---------- Supplied data

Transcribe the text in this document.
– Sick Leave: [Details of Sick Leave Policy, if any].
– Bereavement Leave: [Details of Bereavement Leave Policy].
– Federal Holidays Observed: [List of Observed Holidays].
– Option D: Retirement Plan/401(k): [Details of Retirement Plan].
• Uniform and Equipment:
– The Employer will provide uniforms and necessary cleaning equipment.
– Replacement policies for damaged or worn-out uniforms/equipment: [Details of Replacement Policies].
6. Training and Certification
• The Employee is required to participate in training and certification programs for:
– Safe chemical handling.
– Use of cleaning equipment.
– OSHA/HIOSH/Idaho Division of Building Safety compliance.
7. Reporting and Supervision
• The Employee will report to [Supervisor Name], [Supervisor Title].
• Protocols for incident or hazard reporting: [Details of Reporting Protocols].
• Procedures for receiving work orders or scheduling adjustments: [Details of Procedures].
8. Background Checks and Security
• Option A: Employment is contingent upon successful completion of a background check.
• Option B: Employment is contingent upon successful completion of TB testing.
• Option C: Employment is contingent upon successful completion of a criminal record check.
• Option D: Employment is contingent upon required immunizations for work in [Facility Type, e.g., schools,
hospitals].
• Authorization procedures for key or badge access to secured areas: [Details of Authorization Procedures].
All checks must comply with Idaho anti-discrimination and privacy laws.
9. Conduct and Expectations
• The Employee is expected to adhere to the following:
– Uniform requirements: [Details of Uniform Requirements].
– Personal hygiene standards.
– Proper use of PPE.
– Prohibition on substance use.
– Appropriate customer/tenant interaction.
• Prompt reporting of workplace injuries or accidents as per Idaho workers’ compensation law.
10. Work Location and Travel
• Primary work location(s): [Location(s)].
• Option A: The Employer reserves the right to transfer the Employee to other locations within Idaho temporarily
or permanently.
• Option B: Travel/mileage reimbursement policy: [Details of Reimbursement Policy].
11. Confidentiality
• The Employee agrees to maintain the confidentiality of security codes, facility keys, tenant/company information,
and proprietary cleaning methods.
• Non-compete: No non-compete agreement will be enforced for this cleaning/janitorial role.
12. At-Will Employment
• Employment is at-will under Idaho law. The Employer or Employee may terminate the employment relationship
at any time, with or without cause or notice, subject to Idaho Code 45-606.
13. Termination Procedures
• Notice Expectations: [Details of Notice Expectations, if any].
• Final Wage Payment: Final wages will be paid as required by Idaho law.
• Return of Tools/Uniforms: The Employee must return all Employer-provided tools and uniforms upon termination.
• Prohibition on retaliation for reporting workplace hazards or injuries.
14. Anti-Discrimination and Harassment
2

--------------------

** Request **
Report the number of lines of the listing above that hold the string "completion", with no other text.

** Answer to this task **
3